**DATA LISTING**
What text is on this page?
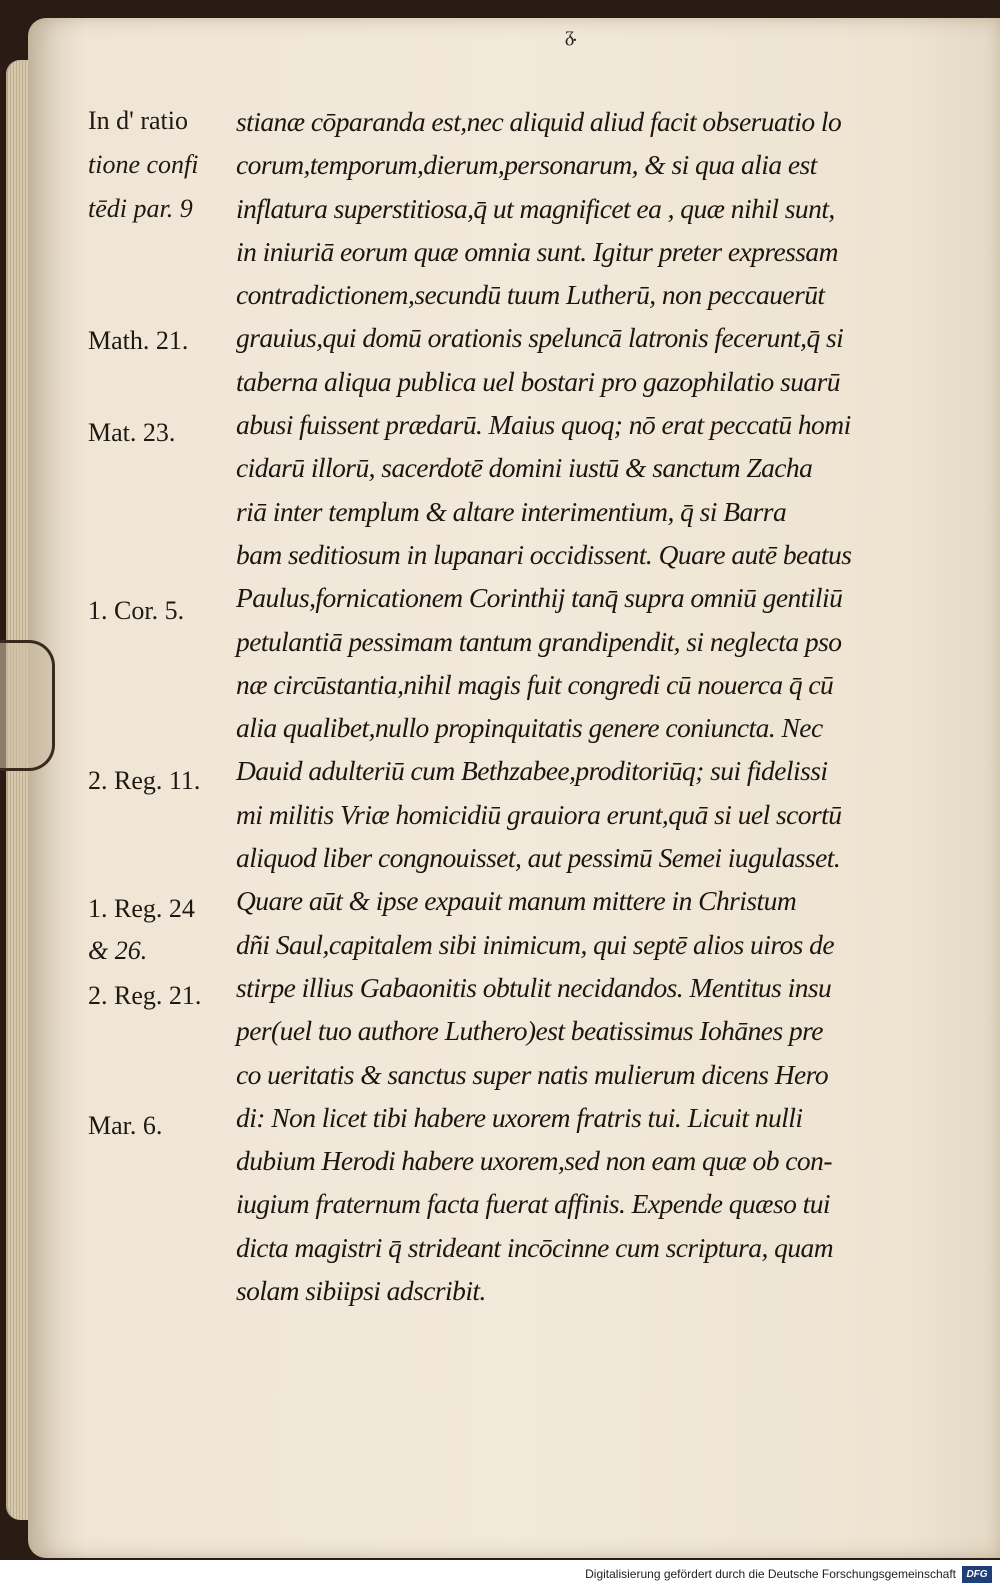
ᵹ.
In d' ratio
tione confi
tēdi par. 9
Math. 21.
Mat. 23.
1. Cor. 5.
2. Reg. 11.
1. Reg. 24
& 26.
2. Reg. 21.
Mar. 6.
stianæ cōparanda est,nec aliquid aliud facit obseruatio lo
corum,temporum,dierum,personarum, & si qua alia est
inflatura superstitiosa,q̄ ut magnificet ea , quæ nihil sunt,
in iniuriā eorum quæ omnia sunt. Igitur preter expressam
contradictionem,secundū tuum Lutherū, non peccauerūt
grauius,qui domū orationis speluncā latronis fecerunt,q̄ si
taberna aliqua publica uel bostari pro gazophilatio suarū
abusi fuissent prædarū. Maius quoq; nō erat peccatū homi
cidarū illorū, sacerdotē domini iustū & sanctum Zacha
riā inter templum & altare interimentium, q̄ si Barra
bam seditiosum in lupanari occidissent. Quare autē beatus
Paulus,fornicationem Corinthij tanq̄ supra omniū gentiliū
petulantiā pessimam tantum grandipendit, si neglecta pso
næ circūstantia,nihil magis fuit congredi cū nouerca q̄ cū
alia qualibet,nullo propinquitatis genere coniuncta. Nec
Dauid adulteriū cum Bethzabee,proditoriūq; sui fidelissi
mi militis Vriæ homicidiū grauiora erunt,quā si uel scortū
aliquod liber congnouisset, aut pessimū Semei iugulasset.
Quare aūt & ipse expauit manum mittere in Christum
dñi Saul,capitalem sibi inimicum, qui septē alios uiros de
stirpe illius Gabaonitis obtulit necidandos. Mentitus insu
per(uel tuo authore Luthero)est beatissimus Iohānes pre
co ueritatis & sanctus super natis mulierum dicens Hero
di: Non licet tibi habere uxorem fratris tui. Licuit nulli
dubium Herodi habere uxorem,sed non eam quæ ob con-
iugium fraternum facta fuerat affinis. Expende quæso tui
dicta magistri q̄ strideant incōcinne cum scriptura, quam
solam sibiipsi adscribit.
Digitalisierung gefördert durch die Deutsche Forschungsgemeinschaft	DFG
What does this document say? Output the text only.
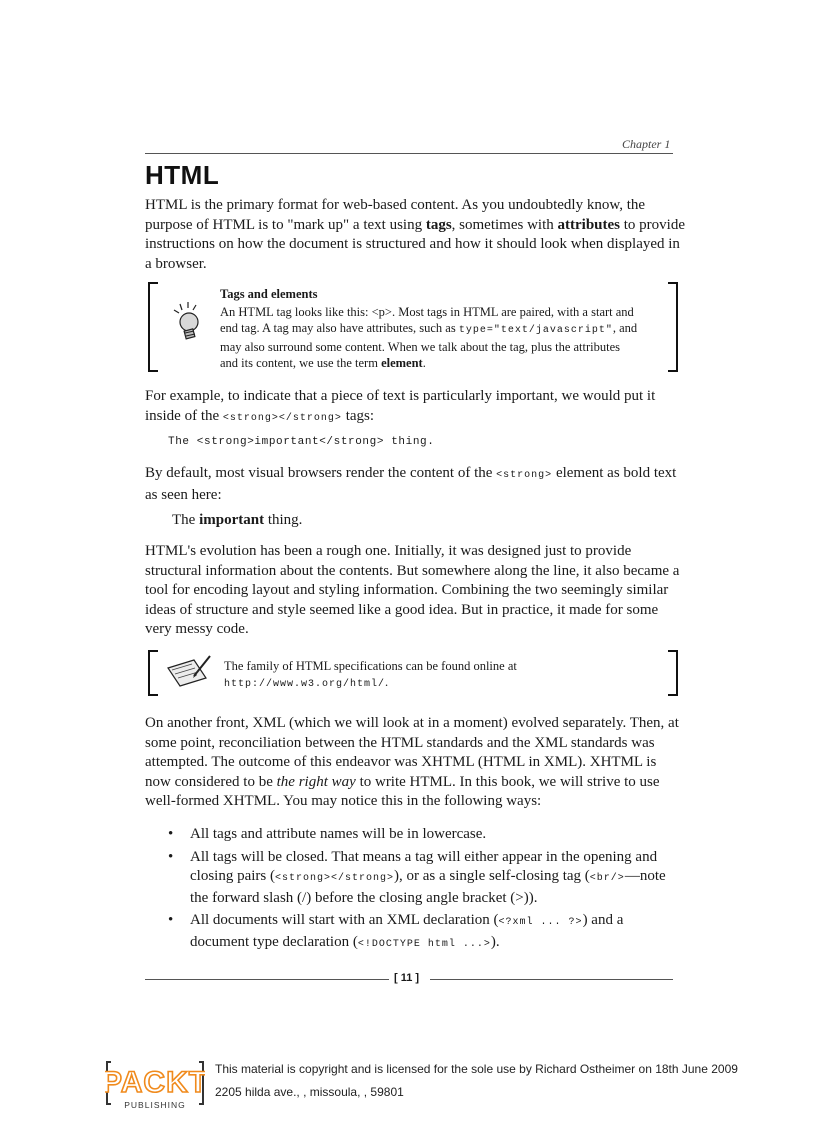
Chapter 1
HTML
HTML is the primary format for web-based content. As you undoubtedly know, the purpose of HTML is to "mark up" a text using tags, sometimes with attributes to provide instructions on how the document is structured and how it should look when displayed in a browser.
Tags and elements
An HTML tag looks like this: <p>. Most tags in HTML are paired, with a start and end tag. A tag may also have attributes, such as type="text/javascript", and may also surround some content. When we talk about the tag, plus the attributes and its content, we use the term element.
For example, to indicate that a piece of text is particularly important, we would put it inside of the <strong></strong> tags:
The <strong>important</strong> thing.
By default, most visual browsers render the content of the <strong> element as bold text as seen here:
The important thing.
HTML's evolution has been a rough one. Initially, it was designed just to provide structural information about the contents. But somewhere along the line, it also became a tool for encoding layout and styling information. Combining the two seemingly similar ideas of structure and style seemed like a good idea. But in practice, it made for some very messy code.
The family of HTML specifications can be found online at http://www.w3.org/html/.
On another front, XML (which we will look at in a moment) evolved separately. Then, at some point, reconciliation between the HTML standards and the XML standards was attempted. The outcome of this endeavor was XHTML (HTML in XML). XHTML is now considered to be the right way to write HTML. In this book, we will strive to use well-formed XHTML. You may notice this in the following ways:
• All tags and attribute names will be in lowercase.
• All tags will be closed. That means a tag will either appear in the opening and closing pairs (<strong></strong>), or as a single self-closing tag (<br/>—note the forward slash (/) before the closing angle bracket (>)).
• All documents will start with an XML declaration (<?xml ... ?>) and a document type declaration (<!DOCTYPE html ...>).
[ 11 ]
PACKT
PUBLISHING
This material is copyright and is licensed for the sole use by Richard Ostheimer on 18th June 2009
2205 hilda ave., , missoula, , 59801
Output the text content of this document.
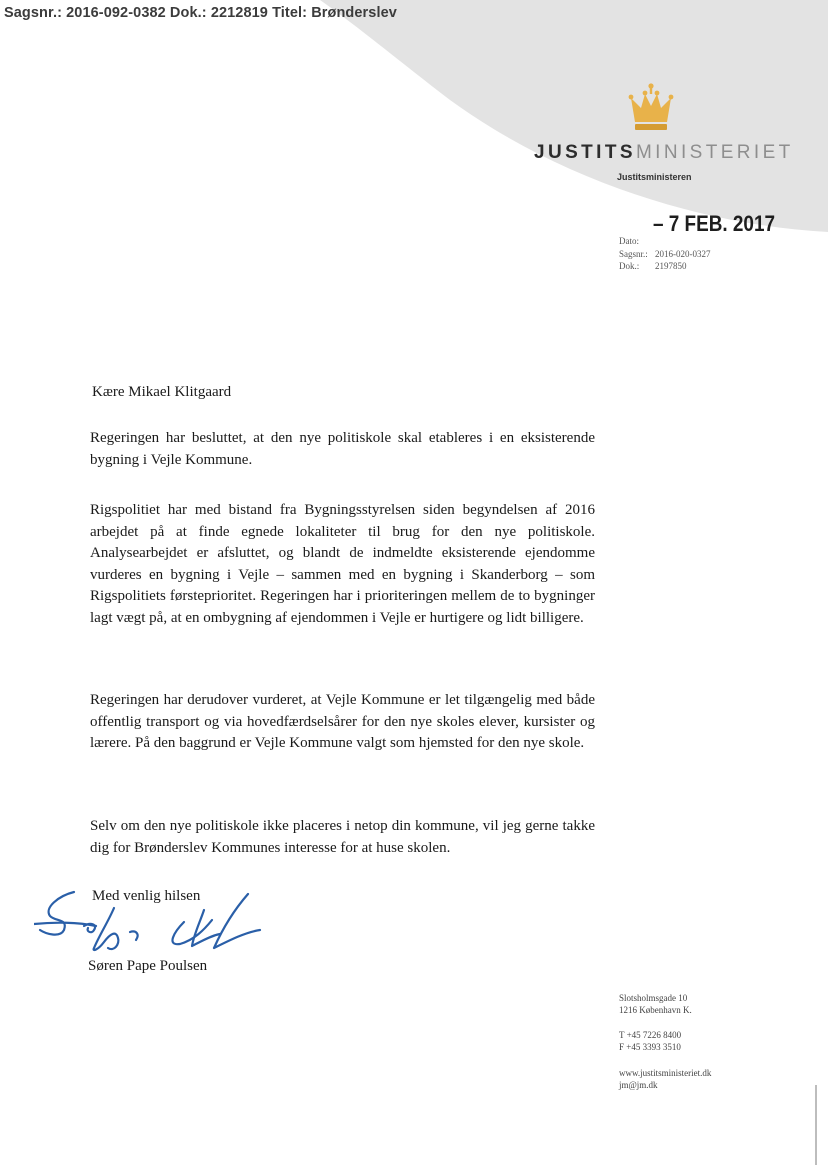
Sagsnr.: 2016-092-0382 Dok.: 2212819 Titel: Brønderslev
JUSTITSMINISTERIET
Justitsministeren
– 7 FEB. 2017
Dato:
Sagsnr.: 2016-020-0327
Dok.: 2197850
Kære Mikael Klitgaard

Regeringen har besluttet, at den nye politiskole skal etableres i en eksisterende bygning i Vejle Kommune.

Rigspolitiet har med bistand fra Bygningsstyrelsen siden begyndelsen af 2016 arbejdet på at finde egnede lokaliteter til brug for den nye politiskole. Analysearbejdet er afsluttet, og blandt de indmeldte eksisterende ejendomme vurderes en bygning i Vejle – sammen med en bygning i Skanderborg – som Rigspolitiets førsteprioritet. Regeringen har i prioriteringen mellem de to bygninger lagt vægt på, at en ombygning af ejendommen i Vejle er hurtigere og lidt billigere.

Regeringen har derudover vurderet, at Vejle Kommune er let tilgængelig med både offentlig transport og via hovedfærdselsårer for den nye skoles elever, kursister og lærere. På den baggrund er Vejle Kommune valgt som hjemsted for den nye skole.

Selv om den nye politiskole ikke placeres i netop din kommune, vil jeg gerne takke dig for Brønderslev Kommunes interesse for at huse skolen.

Med venlig hilsen
Søren Pape Poulsen
Slotsholmsgade 10
1216 København K.
T +45 7226 8400
F +45 3393 3510
www.justitsministeriet.dk
jm@jm.dk
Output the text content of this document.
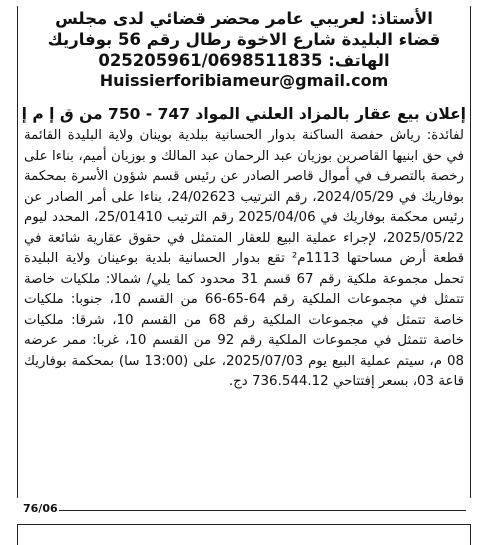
الأستاذ: لعريبي عامر محضر قضائي لدى مجلس
قضاء البليدة شارع الاخوة رطال رقم 56 بوفاريك
الهاتف: 025205961/0698511835
Huissierforibiameur@gmail.com
إعلان بيع عقار بالمزاد العلني المواد 747 - 750 من ق إ م إ
لفائدة: رياش حفصة الساكنة بدوار الحسانية ببلدية بوينان ولاية البليدة القائمة في حق ابنيها القاصرين بوزيان عبد الرحمان عبد المالك و بوزيان أميم، بناءا على رخصة بالتصرف في أموال قاصر الصادر عن رئيس قسم شؤون الأسرة بمحكمة بوفاريك في 2024/05/29، رقم الترتيب 24/02623، بناءا على أمر الصادر عن رئيس محكمة بوفاريك في 2025/04/06 رقم الترتيب 25/01410، المحدد ليوم 2025/05/22، لإجراء عملية البيع للعقار المتمثل في حقوق عقارية شائعة في قطعة أرض مساحتها 1113م² تقع بدوار الحسانية بلدية بوعينان ولاية البليدة تحمل مجموعة ملكية رقم 67 قسم 31 محدود كما يلي/ شمالا: ملكيات خاصة تتمثل في مجموعات الملكية رقم 64-65-66 من القسم 10، جنوبا: ملكيات خاصة تتمثل في مجموعات الملكية رقم 68 من القسم 10، شرقا: ملكيات خاصة تتمثل في مجموعات الملكية رقم 92 من القسم 10، غربا: ممر عرضه 08 م، سيتم عملية البيع يوم 2025/07/03، على (13:00 سا) بمحكمة بوفاريك قاعة 03، بسعر إفتتاحي 736.544.12 دج.
76/06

**EXERCISE BRIEF**
Copy all the data exactly as written, but skip any picture.

**SOLUTION FOR THIS EXERCISE**
What text is on this page?
ᵹ.
In d' ratio
tione confi
tēdi par. 9
Math. 21.
Mat. 23.
1. Cor. 5.
2. Reg. 11.
1. Reg. 24
& 26.
2. Reg. 21.
Mar. 6.
stianæ cōparanda est,nec aliquid aliud facit obseruatio lo
corum,temporum,dierum,personarum, & si qua alia est
inflatura superstitiosa,q̄ ut magnificet ea , quæ nihil sunt,
in iniuriā eorum quæ omnia sunt. Igitur preter expressam
contradictionem,secundū tuum Lutherū, non peccauerūt
grauius,qui domū orationis speluncā latronis fecerunt,q̄ si
taberna aliqua publica uel bostari pro gazophilatio suarū
abusi fuissent prædarū. Maius quoq; nō erat peccatū homi
cidarū illorū, sacerdotē domini iustū & sanctum Zacha
riā inter templum & altare interimentium, q̄ si Barra
bam seditiosum in lupanari occidissent. Quare autē beatus
Paulus,fornicationem Corinthij tanq̄ supra omniū gentiliū
petulantiā pessimam tantum grandipendit, si neglecta pso
næ circūstantia,nihil magis fuit congredi cū nouerca q̄ cū
alia qualibet,nullo propinquitatis genere coniuncta. Nec
Dauid adulteriū cum Bethzabee,proditoriūq; sui fidelissi
mi militis Vriæ homicidiū grauiora erunt,quā si uel scortū
aliquod liber congnouisset, aut pessimū Semei iugulasset.
Quare aūt & ipse expauit manum mittere in Christum
dñi Saul,capitalem sibi inimicum, qui septē alios uiros de
stirpe illius Gabaonitis obtulit necidandos. Mentitus insu
per(uel tuo authore Luthero)est beatissimus Iohānes pre
co ueritatis & sanctus super natis mulierum dicens Hero
di: Non licet tibi habere uxorem fratris tui. Licuit nulli
dubium Herodi habere uxorem,sed non eam quæ ob con-
iugium fraternum facta fuerat affinis. Expende quæso tui
dicta magistri q̄ strideant incōcinne cum scriptura, quam
solam sibiipsi adscribit.
Digitalisierung gefördert durch die Deutsche Forschungsgemeinschaft	DFG
What does this document say? Output the text only.
Chapter 1
HTML
HTML is the primary format for web-based content. As you undoubtedly know, the purpose of HTML is to "mark up" a text using tags, sometimes with attributes to provide instructions on how the document is structured and how it should look when displayed in a browser.
Tags and elements
An HTML tag looks like this: <p>. Most tags in HTML are paired, with a start and end tag. A tag may also have attributes, such as type="text/javascript", and may also surround some content. When we talk about the tag, plus the attributes and its content, we use the term element.
For example, to indicate that a piece of text is particularly important, we would put it inside of the <strong></strong> tags:
The <strong>important</strong> thing.
By default, most visual browsers render the content of the <strong> element as bold text as seen here:
The important thing.
HTML's evolution has been a rough one. Initially, it was designed just to provide structural information about the contents. But somewhere along the line, it also became a tool for encoding layout and styling information. Combining the two seemingly similar ideas of structure and style seemed like a good idea. But in practice, it made for some very messy code.
The family of HTML specifications can be found online at http://www.w3.org/html/.
On another front, XML (which we will look at in a moment) evolved separately. Then, at some point, reconciliation between the HTML standards and the XML standards was attempted. The outcome of this endeavor was XHTML (HTML in XML). XHTML is now considered to be the right way to write HTML. In this book, we will strive to use well-formed XHTML. You may notice this in the following ways:
• All tags and attribute names will be in lowercase.
• All tags will be closed. That means a tag will either appear in the opening and closing pairs (<strong></strong>), or as a single self-closing tag (<br/>—note the forward slash (/) before the closing angle bracket (>)).
• All documents will start with an XML declaration (<?xml ... ?>) and a document type declaration (<!DOCTYPE html ...>).
[ 11 ]
PACKT
PUBLISHING
This material is copyright and is licensed for the sole use by Richard Ostheimer on 18th June 2009
2205 hilda ave., , missoula, , 59801
Output the text content of this document.
Sagsnr.: 2016-092-0382 Dok.: 2212819 Titel: Brønderslev
JUSTITSMINISTERIET
Justitsministeren
– 7 FEB. 2017
Dato:
Sagsnr.: 2016-020-0327
Dok.: 2197850
Kære Mikael Klitgaard

Regeringen har besluttet, at den nye politiskole skal etableres i en eksisterende bygning i Vejle Kommune.

Rigspolitiet har med bistand fra Bygningsstyrelsen siden begyndelsen af 2016 arbejdet på at finde egnede lokaliteter til brug for den nye politiskole. Analysearbejdet er afsluttet, og blandt de indmeldte eksisterende ejendomme vurderes en bygning i Vejle – sammen med en bygning i Skanderborg – som Rigspolitiets førsteprioritet. Regeringen har i prioriteringen mellem de to bygninger lagt vægt på, at en ombygning af ejendommen i Vejle er hurtigere og lidt billigere.

Regeringen har derudover vurderet, at Vejle Kommune er let tilgængelig med både offentlig transport og via hovedfærdselsårer for den nye skoles elever, kursister og lærere. På den baggrund er Vejle Kommune valgt som hjemsted for den nye skole.

Selv om den nye politiskole ikke placeres i netop din kommune, vil jeg gerne takke dig for Brønderslev Kommunes interesse for at huse skolen.

Med venlig hilsen
Søren Pape Poulsen
Slotsholmsgade 10
1216 København K.
T +45 7226 8400
F +45 3393 3510
www.justitsministeriet.dk
jm@jm.dk
Output the text content of this document.
الأستاذ: لعريبي عامر محضر قضائي لدى مجلس
قضاء البليدة شارع الاخوة رطال رقم 56 بوفاريك
الهاتف: 025205961/0698511835
Huissierforibiameur@gmail.com
إعلان بيع عقار بالمزاد العلني المواد 747 - 750 من ق إ م إ
لفائدة: رياش حفصة الساكنة بدوار الحسانية ببلدية بوينان ولاية البليدة القائمة في حق ابنيها القاصرين بوزيان عبد الرحمان عبد المالك و بوزيان أميم، بناءا على رخصة بالتصرف في أموال قاصر الصادر عن رئيس قسم شؤون الأسرة بمحكمة بوفاريك في 2024/05/29، رقم الترتيب 24/02623، بناءا على أمر الصادر عن رئيس محكمة بوفاريك في 2025/04/06 رقم الترتيب 25/01410، المحدد ليوم 2025/05/22، لإجراء عملية البيع للعقار المتمثل في حقوق عقارية شائعة في قطعة أرض مساحتها 1113م² تقع بدوار الحسانية بلدية بوعينان ولاية البليدة تحمل مجموعة ملكية رقم 67 قسم 31 محدود كما يلي/ شمالا: ملكيات خاصة تتمثل في مجموعات الملكية رقم 64-65-66 من القسم 10، جنوبا: ملكيات خاصة تتمثل في مجموعات الملكية رقم 68 من القسم 10، شرقا: ملكيات خاصة تتمثل في مجموعات الملكية رقم 92 من القسم 10، غربا: ممر عرضه 08 م، سيتم عملية البيع يوم 2025/07/03، على (13:00 سا) بمحكمة بوفاريك قاعة 03، بسعر إفتتاحي 736.544.12 دج.
76/06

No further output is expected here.